━━ DATA EXTRACT

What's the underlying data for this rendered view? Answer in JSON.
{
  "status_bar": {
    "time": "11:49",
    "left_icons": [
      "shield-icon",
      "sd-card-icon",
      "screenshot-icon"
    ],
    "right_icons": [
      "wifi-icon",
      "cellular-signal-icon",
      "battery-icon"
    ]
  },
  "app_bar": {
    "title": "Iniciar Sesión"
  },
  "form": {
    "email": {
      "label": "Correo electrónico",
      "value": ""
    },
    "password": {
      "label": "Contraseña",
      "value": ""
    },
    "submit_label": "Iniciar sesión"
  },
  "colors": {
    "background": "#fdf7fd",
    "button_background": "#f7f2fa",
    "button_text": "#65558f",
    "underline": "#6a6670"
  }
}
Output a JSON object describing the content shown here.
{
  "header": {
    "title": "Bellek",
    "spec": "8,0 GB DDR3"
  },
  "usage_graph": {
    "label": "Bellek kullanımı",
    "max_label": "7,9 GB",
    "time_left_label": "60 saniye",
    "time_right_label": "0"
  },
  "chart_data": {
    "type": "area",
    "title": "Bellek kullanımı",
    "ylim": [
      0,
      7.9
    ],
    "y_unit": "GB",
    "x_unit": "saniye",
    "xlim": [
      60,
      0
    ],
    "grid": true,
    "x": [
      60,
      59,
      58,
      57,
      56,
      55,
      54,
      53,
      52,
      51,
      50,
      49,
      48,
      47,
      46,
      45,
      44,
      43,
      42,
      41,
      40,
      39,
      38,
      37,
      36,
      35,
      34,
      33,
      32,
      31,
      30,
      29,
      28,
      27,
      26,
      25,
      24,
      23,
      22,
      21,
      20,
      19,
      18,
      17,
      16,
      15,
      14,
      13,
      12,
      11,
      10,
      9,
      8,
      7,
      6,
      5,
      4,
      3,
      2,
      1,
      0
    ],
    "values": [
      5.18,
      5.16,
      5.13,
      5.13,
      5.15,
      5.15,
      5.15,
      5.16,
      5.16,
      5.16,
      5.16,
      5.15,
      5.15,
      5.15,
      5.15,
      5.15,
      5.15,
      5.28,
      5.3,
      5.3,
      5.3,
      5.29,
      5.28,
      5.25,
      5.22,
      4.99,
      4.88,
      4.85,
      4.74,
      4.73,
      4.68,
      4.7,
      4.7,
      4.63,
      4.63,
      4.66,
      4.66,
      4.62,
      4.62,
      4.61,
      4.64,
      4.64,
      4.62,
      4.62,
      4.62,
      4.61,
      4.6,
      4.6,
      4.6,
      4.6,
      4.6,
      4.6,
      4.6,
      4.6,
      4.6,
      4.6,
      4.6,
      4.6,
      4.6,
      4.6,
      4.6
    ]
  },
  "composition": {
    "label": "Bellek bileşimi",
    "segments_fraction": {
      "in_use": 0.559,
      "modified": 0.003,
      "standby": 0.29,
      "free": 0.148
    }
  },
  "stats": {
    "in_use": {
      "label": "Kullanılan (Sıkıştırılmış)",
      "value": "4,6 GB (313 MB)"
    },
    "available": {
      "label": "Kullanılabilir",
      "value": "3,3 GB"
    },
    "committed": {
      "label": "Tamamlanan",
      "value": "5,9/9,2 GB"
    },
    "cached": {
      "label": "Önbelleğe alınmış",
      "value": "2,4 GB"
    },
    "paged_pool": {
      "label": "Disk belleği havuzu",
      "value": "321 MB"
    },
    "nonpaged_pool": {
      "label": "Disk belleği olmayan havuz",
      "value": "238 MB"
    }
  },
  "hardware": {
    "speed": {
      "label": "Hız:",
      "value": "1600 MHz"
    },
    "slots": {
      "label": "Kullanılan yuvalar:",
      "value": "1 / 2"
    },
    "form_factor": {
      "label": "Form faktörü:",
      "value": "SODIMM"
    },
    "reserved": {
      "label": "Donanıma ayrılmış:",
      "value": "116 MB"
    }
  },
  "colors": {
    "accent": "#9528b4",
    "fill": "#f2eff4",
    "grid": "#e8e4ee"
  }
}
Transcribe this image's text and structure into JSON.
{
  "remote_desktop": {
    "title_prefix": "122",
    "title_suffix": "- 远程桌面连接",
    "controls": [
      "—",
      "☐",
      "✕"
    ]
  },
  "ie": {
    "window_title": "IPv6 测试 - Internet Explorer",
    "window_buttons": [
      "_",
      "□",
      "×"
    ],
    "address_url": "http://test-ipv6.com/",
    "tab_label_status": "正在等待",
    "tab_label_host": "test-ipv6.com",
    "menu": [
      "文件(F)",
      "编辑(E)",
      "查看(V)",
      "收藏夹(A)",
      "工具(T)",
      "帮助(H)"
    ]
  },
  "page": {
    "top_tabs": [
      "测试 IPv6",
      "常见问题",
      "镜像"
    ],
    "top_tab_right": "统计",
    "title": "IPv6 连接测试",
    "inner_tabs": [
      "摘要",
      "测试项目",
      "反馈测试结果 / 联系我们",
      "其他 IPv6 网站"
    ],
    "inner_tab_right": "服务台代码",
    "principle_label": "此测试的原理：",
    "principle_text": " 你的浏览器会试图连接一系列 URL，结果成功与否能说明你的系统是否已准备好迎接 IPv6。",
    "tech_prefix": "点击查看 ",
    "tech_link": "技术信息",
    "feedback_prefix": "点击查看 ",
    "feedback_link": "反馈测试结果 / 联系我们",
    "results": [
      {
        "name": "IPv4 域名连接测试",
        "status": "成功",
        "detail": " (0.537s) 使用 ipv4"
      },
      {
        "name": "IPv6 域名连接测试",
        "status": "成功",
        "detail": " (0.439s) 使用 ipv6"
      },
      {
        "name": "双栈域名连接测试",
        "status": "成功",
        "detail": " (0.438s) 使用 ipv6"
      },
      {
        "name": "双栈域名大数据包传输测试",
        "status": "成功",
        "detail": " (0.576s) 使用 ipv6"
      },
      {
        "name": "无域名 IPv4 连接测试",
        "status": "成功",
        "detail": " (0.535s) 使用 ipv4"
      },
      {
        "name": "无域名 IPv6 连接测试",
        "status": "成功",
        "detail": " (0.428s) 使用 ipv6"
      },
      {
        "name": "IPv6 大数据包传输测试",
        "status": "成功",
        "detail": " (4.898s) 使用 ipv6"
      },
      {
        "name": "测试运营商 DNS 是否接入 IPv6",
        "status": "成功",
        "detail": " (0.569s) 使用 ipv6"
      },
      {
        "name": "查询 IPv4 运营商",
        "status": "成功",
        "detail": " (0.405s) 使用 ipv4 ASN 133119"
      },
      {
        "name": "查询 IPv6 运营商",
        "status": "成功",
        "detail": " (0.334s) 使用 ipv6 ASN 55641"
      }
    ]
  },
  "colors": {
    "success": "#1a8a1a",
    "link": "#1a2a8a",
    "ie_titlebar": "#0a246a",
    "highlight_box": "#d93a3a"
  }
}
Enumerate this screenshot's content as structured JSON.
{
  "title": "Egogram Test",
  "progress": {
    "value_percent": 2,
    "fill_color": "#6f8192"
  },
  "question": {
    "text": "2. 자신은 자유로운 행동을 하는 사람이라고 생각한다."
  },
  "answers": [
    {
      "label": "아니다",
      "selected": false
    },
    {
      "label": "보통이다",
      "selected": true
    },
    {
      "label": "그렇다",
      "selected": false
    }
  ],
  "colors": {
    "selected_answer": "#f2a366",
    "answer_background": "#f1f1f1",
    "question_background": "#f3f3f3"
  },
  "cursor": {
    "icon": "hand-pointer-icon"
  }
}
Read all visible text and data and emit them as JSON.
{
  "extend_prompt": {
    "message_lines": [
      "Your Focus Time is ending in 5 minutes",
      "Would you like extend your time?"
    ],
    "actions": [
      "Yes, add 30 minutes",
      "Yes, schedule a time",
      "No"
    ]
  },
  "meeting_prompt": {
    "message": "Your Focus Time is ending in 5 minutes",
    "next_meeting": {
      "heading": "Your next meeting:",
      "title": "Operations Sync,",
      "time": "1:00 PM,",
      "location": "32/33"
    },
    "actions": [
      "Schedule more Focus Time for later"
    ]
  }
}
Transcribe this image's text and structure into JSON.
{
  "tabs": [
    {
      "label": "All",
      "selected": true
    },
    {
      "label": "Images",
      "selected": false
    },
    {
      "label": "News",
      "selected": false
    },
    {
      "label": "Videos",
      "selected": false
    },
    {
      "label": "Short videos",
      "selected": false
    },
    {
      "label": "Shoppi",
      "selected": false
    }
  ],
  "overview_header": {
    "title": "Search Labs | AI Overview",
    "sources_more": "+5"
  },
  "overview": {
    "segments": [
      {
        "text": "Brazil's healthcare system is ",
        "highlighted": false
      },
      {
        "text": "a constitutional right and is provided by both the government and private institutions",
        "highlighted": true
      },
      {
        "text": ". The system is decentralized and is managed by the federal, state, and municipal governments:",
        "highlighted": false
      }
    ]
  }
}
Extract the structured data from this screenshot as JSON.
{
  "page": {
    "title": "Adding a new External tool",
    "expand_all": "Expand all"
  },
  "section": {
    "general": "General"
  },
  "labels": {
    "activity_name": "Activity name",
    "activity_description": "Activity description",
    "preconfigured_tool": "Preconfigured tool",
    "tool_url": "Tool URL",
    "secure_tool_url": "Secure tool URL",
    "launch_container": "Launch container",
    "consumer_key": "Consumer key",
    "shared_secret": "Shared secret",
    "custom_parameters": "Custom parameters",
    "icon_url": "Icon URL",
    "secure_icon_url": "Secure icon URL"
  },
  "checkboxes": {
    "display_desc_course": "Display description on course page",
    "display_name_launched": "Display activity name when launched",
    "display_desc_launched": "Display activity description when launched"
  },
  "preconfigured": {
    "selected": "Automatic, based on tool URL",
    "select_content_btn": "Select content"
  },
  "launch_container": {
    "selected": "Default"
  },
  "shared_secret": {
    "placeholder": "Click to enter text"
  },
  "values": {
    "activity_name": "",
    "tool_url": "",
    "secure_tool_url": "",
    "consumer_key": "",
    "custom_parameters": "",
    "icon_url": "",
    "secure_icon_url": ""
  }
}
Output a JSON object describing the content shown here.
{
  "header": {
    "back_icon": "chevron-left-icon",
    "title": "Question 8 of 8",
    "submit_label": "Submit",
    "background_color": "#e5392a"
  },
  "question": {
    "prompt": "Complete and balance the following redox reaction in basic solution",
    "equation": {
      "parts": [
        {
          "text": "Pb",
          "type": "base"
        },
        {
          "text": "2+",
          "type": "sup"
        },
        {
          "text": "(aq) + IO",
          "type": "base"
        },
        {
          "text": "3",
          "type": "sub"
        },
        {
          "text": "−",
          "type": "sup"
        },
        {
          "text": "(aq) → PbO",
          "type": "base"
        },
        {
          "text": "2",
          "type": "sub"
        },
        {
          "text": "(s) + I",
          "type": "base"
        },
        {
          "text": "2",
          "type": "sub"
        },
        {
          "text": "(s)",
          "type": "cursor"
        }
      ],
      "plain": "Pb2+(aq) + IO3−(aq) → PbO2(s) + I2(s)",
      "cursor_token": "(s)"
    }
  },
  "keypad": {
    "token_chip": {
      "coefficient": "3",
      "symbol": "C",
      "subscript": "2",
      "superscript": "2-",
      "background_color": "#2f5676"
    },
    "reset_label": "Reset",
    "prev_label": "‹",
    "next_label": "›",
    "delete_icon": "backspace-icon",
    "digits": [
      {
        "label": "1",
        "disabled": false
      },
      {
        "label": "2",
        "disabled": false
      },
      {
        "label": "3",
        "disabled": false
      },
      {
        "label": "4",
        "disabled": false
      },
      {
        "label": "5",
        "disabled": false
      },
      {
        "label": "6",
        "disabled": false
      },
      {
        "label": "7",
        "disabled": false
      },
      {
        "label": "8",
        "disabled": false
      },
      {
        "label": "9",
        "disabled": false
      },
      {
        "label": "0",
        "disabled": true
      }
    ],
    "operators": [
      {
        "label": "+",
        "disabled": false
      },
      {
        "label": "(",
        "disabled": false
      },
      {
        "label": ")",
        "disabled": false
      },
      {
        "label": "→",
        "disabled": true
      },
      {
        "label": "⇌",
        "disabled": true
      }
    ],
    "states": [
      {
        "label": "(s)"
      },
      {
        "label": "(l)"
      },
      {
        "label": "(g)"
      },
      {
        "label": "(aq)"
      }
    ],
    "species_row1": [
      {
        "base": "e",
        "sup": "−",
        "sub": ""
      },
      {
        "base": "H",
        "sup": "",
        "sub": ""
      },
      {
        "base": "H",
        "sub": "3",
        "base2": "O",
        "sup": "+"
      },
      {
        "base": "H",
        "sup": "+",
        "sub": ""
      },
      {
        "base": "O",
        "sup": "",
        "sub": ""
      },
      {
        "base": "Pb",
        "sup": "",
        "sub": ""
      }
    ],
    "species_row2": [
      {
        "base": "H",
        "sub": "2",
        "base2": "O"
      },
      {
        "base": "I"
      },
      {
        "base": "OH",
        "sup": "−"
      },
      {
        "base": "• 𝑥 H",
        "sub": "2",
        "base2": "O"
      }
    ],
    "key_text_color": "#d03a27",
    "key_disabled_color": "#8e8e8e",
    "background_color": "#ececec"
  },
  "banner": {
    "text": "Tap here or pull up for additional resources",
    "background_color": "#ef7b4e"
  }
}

━━━━

## INSTRUCTIONS FOR THE TASK
Which lines contain the word "description"? Copy each one.

## ANSWER
    "activity_description": "Activity description",
    "display_desc_course": "Display description on course page",
    "display_desc_launched": "Display activity description when launched"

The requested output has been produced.